### Challenge
Give the listing again in full, exactly as written.

### Records to process

#####

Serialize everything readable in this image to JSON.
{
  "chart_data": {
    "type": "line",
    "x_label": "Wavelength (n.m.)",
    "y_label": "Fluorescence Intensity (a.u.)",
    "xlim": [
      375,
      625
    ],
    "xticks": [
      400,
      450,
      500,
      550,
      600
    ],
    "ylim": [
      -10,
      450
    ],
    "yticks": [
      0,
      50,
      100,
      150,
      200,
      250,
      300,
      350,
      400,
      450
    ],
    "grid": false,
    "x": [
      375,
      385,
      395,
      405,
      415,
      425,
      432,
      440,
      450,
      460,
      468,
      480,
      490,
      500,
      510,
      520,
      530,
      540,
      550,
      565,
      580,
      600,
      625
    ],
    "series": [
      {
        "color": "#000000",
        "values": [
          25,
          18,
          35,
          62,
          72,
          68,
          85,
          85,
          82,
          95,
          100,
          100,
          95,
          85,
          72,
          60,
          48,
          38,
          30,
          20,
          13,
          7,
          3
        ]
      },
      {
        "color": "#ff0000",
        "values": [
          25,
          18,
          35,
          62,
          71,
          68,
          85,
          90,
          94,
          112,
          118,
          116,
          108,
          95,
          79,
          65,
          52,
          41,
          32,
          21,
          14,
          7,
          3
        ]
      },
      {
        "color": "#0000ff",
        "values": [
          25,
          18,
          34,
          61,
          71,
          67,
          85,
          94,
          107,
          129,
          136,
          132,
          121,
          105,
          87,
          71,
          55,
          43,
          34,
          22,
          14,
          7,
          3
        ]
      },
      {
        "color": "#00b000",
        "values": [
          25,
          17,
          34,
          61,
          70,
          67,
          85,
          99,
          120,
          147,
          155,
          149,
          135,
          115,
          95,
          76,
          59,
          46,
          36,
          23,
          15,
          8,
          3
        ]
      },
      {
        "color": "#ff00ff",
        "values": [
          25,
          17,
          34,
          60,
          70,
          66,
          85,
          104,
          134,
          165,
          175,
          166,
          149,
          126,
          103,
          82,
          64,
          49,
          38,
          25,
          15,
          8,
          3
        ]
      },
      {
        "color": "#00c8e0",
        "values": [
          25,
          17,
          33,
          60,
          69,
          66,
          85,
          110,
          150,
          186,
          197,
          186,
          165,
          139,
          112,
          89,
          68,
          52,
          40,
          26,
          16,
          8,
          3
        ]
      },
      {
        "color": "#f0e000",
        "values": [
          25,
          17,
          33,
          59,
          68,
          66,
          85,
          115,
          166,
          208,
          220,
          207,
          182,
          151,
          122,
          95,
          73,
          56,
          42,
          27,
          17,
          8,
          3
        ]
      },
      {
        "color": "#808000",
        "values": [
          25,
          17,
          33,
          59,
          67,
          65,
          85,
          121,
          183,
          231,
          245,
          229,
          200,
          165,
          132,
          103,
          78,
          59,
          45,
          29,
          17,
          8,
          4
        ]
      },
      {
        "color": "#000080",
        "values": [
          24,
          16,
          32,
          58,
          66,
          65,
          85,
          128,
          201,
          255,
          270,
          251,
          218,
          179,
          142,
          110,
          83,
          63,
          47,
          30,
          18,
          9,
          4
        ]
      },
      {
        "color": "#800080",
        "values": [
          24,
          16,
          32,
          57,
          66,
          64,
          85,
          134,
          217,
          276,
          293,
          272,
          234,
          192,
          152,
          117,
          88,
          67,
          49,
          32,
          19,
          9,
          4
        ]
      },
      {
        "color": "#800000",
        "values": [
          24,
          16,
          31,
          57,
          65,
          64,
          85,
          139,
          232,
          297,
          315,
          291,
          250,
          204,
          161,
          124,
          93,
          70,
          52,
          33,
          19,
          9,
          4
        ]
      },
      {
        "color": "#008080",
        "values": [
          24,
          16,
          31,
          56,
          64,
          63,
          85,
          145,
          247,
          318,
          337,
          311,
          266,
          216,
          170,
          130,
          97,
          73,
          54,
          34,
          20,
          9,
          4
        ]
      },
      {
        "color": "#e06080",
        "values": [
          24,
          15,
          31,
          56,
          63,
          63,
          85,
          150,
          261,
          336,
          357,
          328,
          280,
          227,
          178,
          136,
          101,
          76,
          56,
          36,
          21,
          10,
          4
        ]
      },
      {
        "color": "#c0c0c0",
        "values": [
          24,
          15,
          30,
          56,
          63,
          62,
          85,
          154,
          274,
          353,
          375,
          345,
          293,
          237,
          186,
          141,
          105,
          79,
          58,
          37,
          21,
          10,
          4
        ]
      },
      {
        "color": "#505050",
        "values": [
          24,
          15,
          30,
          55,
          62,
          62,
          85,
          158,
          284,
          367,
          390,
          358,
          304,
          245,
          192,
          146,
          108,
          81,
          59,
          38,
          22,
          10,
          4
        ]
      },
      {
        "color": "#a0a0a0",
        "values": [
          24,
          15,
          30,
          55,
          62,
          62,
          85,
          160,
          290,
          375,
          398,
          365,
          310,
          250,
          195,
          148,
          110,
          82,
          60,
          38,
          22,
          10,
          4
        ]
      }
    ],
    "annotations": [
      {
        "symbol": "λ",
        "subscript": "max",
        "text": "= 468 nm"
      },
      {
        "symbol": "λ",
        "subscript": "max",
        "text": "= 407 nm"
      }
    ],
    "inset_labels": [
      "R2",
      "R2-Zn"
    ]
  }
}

#####

### Finished exercise
Serialize everything readable in this image to JSON.
{
  "chart_data": {
    "type": "line",
    "x_label": "Wavelength (n.m.)",
    "y_label": "Fluorescence Intensity (a.u.)",
    "xlim": [
      375,
      625
    ],
    "xticks": [
      400,
      450,
      500,
      550,
      600
    ],
    "ylim": [
      -10,
      450
    ],
    "yticks": [
      0,
      50,
      100,
      150,
      200,
      250,
      300,
      350,
      400,
      450
    ],
    "grid": false,
    "x": [
      375,
      385,
      395,
      405,
      415,
      425,
      432,
      440,
      450,
      460,
      468,
      480,
      490,
      500,
      510,
      520,
      530,
      540,
      550,
      565,
      580,
      600,
      625
    ],
    "series": [
      {
        "color": "#000000",
        "values": [
          25,
          18,
          35,
          62,
          72,
          68,
          85,
          85,
          82,
          95,
          100,
          100,
          95,
          85,
          72,
          60,
          48,
          38,
          30,
          20,
          13,
          7,
          3
        ]
      },
      {
        "color": "#ff0000",
        "values": [
          25,
          18,
          35,
          62,
          71,
          68,
          85,
          90,
          94,
          112,
          118,
          116,
          108,
          95,
          79,
          65,
          52,
          41,
          32,
          21,
          14,
          7,
          3
        ]
      },
      {
        "color": "#0000ff",
        "values": [
          25,
          18,
          34,
          61,
          71,
          67,
          85,
          94,
          107,
          129,
          136,
          132,
          121,
          105,
          87,
          71,
          55,
          43,
          34,
          22,
          14,
          7,
          3
        ]
      },
      {
        "color": "#00b000",
        "values": [
          25,
          17,
          34,
          61,
          70,
          67,
          85,
          99,
          120,
          147,
          155,
          149,
          135,
          115,
          95,
          76,
          59,
          46,
          36,
          23,
          15,
          8,
          3
        ]
      },
      {
        "color": "#ff00ff",
        "values": [
          25,
          17,
          34,
          60,
          70,
          66,
          85,
          104,
          134,
          165,
          175,
          166,
          149,
          126,
          103,
          82,
          64,
          49,
          38,
          25,
          15,
          8,
          3
        ]
      },
      {
        "color": "#00c8e0",
        "values": [
          25,
          17,
          33,
          60,
          69,
          66,
          85,
          110,
          150,
          186,
          197,
          186,
          165,
          139,
          112,
          89,
          68,
          52,
          40,
          26,
          16,
          8,
          3
        ]
      },
      {
        "color": "#f0e000",
        "values": [
          25,
          17,
          33,
          59,
          68,
          66,
          85,
          115,
          166,
          208,
          220,
          207,
          182,
          151,
          122,
          95,
          73,
          56,
          42,
          27,
          17,
          8,
          3
        ]
      },
      {
        "color": "#808000",
        "values": [
          25,
          17,
          33,
          59,
          67,
          65,
          85,
          121,
          183,
          231,
          245,
          229,
          200,
          165,
          132,
          103,
          78,
          59,
          45,
          29,
          17,
          8,
          4
        ]
      },
      {
        "color": "#000080",
        "values": [
          24,
          16,
          32,
          58,
          66,
          65,
          85,
          128,
          201,
          255,
          270,
          251,
          218,
          179,
          142,
          110,
          83,
          63,
          47,
          30,
          18,
          9,
          4
        ]
      },
      {
        "color": "#800080",
        "values": [
          24,
          16,
          32,
          57,
          66,
          64,
          85,
          134,
          217,
          276,
          293,
          272,
          234,
          192,
          152,
          117,
          88,
          67,
          49,
          32,
          19,
          9,
          4
        ]
      },
      {
        "color": "#800000",
        "values": [
          24,
          16,
          31,
          57,
          65,
          64,
          85,
          139,
          232,
          297,
          315,
          291,
          250,
          204,
          161,
          124,
          93,
          70,
          52,
          33,
          19,
          9,
          4
        ]
      },
      {
        "color": "#008080",
        "values": [
          24,
          16,
          31,
          56,
          64,
          63,
          85,
          145,
          247,
          318,
          337,
          311,
          266,
          216,
          170,
          130,
          97,
          73,
          54,
          34,
          20,
          9,
          4
        ]
      },
      {
        "color": "#e06080",
        "values": [
          24,
          15,
          31,
          56,
          63,
          63,
          85,
          150,
          261,
          336,
          357,
          328,
          280,
          227,
          178,
          136,
          101,
          76,
          56,
          36,
          21,
          10,
          4
        ]
      },
      {
        "color": "#c0c0c0",
        "values": [
          24,
          15,
          30,
          56,
          63,
          62,
          85,
          154,
          274,
          353,
          375,
          345,
          293,
          237,
          186,
          141,
          105,
          79,
          58,
          37,
          21,
          10,
          4
        ]
      },
      {
        "color": "#505050",
        "values": [
          24,
          15,
          30,
          55,
          62,
          62,
          85,
          158,
          284,
          367,
          390,
          358,
          304,
          245,
          192,
          146,
          108,
          81,
          59,
          38,
          22,
          10,
          4
        ]
      },
      {
        "color": "#a0a0a0",
        "values": [
          24,
          15,
          30,
          55,
          62,
          62,
          85,
          160,
          290,
          375,
          398,
          365,
          310,
          250,
          195,
          148,
          110,
          82,
          60,
          38,
          22,
          10,
          4
        ]
      }
    ],
    "annotations": [
      {
        "symbol": "λ",
        "subscript": "max",
        "text": "= 468 nm"
      },
      {
        "symbol": "λ",
        "subscript": "max",
        "text": "= 407 nm"
      }
    ],
    "inset_labels": [
      "R2",
      "R2-Zn"
    ]
  }
}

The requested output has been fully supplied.